=== PROBLEM DESCRIPTION ===
Reproduce the entries exactly.

=== SUPPLIED MATERIAL ===
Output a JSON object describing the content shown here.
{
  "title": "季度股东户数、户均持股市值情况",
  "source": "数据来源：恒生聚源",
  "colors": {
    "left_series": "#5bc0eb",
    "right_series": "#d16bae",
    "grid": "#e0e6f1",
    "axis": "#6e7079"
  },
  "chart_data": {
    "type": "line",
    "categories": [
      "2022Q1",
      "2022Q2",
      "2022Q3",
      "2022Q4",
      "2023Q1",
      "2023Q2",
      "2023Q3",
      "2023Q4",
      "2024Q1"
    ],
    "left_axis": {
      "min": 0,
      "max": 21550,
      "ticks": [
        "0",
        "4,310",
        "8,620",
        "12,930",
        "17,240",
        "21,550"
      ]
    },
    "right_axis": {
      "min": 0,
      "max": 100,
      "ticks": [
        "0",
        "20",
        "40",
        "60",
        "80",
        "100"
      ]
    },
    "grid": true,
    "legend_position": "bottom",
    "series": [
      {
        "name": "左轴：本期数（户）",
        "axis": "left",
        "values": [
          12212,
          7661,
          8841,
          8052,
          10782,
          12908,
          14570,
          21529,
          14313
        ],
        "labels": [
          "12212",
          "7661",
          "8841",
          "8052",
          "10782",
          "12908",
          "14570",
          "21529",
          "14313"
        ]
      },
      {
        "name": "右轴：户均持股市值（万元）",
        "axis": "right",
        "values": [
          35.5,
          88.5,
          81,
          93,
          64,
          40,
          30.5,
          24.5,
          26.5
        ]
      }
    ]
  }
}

=== EXERCISE RESPONSE ===
Output a JSON object describing the content shown here.
{
  "title": "季度股东户数、户均持股市值情况",
  "source": "数据来源：恒生聚源",
  "colors": {
    "left_series": "#5bc0eb",
    "right_series": "#d16bae",
    "grid": "#e0e6f1",
    "axis": "#6e7079"
  },
  "chart_data": {
    "type": "line",
    "categories": [
      "2022Q1",
      "2022Q2",
      "2022Q3",
      "2022Q4",
      "2023Q1",
      "2023Q2",
      "2023Q3",
      "2023Q4",
      "2024Q1"
    ],
    "left_axis": {
      "min": 0,
      "max": 21550,
      "ticks": [
        "0",
        "4,310",
        "8,620",
        "12,930",
        "17,240",
        "21,550"
      ]
    },
    "right_axis": {
      "min": 0,
      "max": 100,
      "ticks": [
        "0",
        "20",
        "40",
        "60",
        "80",
        "100"
      ]
    },
    "grid": true,
    "legend_position": "bottom",
    "series": [
      {
        "name": "左轴：本期数（户）",
        "axis": "left",
        "values": [
          12212,
          7661,
          8841,
          8052,
          10782,
          12908,
          14570,
          21529,
          14313
        ],
        "labels": [
          "12212",
          "7661",
          "8841",
          "8052",
          "10782",
          "12908",
          "14570",
          "21529",
          "14313"
        ]
      },
      {
        "name": "右轴：户均持股市值（万元）",
        "axis": "right",
        "values": [
          35.5,
          88.5,
          81,
          93,
          64,
          40,
          30.5,
          24.5,
          26.5
        ]
      }
    ]
  }
}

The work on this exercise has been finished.